Short exercise:
Only the lines from the one containing "What does this" through the end of the material are to be echoed, each exactly as it appears.

Entries from a dataset
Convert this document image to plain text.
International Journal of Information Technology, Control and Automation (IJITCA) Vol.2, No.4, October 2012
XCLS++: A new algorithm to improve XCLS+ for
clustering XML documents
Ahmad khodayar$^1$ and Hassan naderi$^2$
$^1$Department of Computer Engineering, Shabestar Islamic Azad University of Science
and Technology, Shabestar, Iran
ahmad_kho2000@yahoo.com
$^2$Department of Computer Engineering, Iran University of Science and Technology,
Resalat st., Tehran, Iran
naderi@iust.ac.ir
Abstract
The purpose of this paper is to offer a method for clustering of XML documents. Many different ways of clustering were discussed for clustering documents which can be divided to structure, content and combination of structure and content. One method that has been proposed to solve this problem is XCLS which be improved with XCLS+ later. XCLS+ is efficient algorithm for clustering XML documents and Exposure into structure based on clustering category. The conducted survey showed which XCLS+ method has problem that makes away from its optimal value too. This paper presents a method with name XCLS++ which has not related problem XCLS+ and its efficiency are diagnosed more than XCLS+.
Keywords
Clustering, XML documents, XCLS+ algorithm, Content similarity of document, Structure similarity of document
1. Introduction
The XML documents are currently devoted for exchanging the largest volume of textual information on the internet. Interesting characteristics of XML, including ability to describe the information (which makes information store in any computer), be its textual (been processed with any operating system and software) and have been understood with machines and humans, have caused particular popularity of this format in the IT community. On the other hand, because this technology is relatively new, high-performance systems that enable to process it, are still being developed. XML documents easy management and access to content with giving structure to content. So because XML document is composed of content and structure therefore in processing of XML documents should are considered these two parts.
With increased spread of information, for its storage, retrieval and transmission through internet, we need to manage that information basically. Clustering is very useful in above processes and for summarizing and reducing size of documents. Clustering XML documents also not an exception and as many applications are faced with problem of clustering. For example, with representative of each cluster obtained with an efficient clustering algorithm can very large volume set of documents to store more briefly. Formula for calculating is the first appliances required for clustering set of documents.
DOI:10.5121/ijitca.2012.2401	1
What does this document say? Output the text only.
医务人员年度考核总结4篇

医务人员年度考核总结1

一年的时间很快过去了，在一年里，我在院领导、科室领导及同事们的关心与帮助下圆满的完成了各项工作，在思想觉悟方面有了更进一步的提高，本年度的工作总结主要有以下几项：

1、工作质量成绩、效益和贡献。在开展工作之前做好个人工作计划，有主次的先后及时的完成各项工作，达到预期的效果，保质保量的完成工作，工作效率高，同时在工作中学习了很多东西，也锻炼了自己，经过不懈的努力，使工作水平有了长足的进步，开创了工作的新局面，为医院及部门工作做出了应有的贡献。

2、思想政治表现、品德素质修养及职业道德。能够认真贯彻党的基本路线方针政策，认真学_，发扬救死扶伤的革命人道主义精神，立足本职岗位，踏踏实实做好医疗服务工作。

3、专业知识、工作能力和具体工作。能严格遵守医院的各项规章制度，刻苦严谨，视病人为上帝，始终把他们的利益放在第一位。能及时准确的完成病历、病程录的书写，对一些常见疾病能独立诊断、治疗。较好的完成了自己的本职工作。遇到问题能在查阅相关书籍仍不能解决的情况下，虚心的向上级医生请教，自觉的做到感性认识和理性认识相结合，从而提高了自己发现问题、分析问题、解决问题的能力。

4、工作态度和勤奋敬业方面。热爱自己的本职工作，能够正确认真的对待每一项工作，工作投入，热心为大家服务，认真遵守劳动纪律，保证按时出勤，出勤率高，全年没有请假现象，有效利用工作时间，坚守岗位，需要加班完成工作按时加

Response for this exercise:
What does this document say? Output the text only.
医务人员年度考核总结4篇

医务人员年度考核总结1

一年的时间很快过去了，在一年里，我在院领导、科室领导及同事们的关心与帮助下圆满的完成了各项工作，在思想觉悟方面有了更进一步的提高，本年度的工作总结主要有以下几项：

1、工作质量成绩、效益和贡献。在开展工作之前做好个人工作计划，有主次的先后及时的完成各项工作，达到预期的效果，保质保量的完成工作，工作效率高，同时在工作中学习了很多东西，也锻炼了自己，经过不懈的努力，使工作水平有了长足的进步，开创了工作的新局面，为医院及部门工作做出了应有的贡献。

2、思想政治表现、品德素质修养及职业道德。能够认真贯彻党的基本路线方针政策，认真学_，发扬救死扶伤的革命人道主义精神，立足本职岗位，踏踏实实做好医疗服务工作。

3、专业知识、工作能力和具体工作。能严格遵守医院的各项规章制度，刻苦严谨，视病人为上帝，始终把他们的利益放在第一位。能及时准确的完成病历、病程录的书写，对一些常见疾病能独立诊断、治疗。较好的完成了自己的本职工作。遇到问题能在查阅相关书籍仍不能解决的情况下，虚心的向上级医生请教，自觉的做到感性认识和理性认识相结合，从而提高了自己发现问题、分析问题、解决问题的能力。

4、工作态度和勤奋敬业方面。热爱自己的本职工作，能够正确认真的对待每一项工作，工作投入，热心为大家服务，认真遵守劳动纪律，保证按时出勤，出勤率高，全年没有请假现象，有效利用工作时间，坚守岗位，需要加班完成工作按时加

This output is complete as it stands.